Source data
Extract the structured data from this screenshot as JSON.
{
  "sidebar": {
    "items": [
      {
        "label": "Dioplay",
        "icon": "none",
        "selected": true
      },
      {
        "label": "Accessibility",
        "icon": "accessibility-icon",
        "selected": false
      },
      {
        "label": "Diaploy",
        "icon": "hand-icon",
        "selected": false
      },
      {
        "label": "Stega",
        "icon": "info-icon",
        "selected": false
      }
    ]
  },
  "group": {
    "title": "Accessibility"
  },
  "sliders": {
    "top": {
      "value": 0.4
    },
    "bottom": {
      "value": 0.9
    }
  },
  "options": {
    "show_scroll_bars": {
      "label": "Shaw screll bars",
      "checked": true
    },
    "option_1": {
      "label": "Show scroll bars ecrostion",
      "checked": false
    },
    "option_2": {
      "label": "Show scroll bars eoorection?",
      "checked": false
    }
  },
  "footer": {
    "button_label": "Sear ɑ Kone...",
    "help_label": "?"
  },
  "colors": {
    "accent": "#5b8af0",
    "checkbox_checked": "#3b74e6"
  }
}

▶ _WHAT YOU NEED TO DO_: Return all of the data exactly as it reads.

▶ _WRITTEN ANSWER_:
Extract the structured data from this screenshot as JSON.
{
  "sidebar": {
    "items": [
      {
        "label": "Dioplay",
        "icon": "none",
        "selected": true
      },
      {
        "label": "Accessibility",
        "icon": "accessibility-icon",
        "selected": false
      },
      {
        "label": "Diaploy",
        "icon": "hand-icon",
        "selected": false
      },
      {
        "label": "Stega",
        "icon": "info-icon",
        "selected": false
      }
    ]
  },
  "group": {
    "title": "Accessibility"
  },
  "sliders": {
    "top": {
      "value": 0.4
    },
    "bottom": {
      "value": 0.9
    }
  },
  "options": {
    "show_scroll_bars": {
      "label": "Shaw screll bars",
      "checked": true
    },
    "option_1": {
      "label": "Show scroll bars ecrostion",
      "checked": false
    },
    "option_2": {
      "label": "Show scroll bars eoorection?",
      "checked": false
    }
  },
  "footer": {
    "button_label": "Sear ɑ Kone...",
    "help_label": "?"
  },
  "colors": {
    "accent": "#5b8af0",
    "checkbox_checked": "#3b74e6"
  }
}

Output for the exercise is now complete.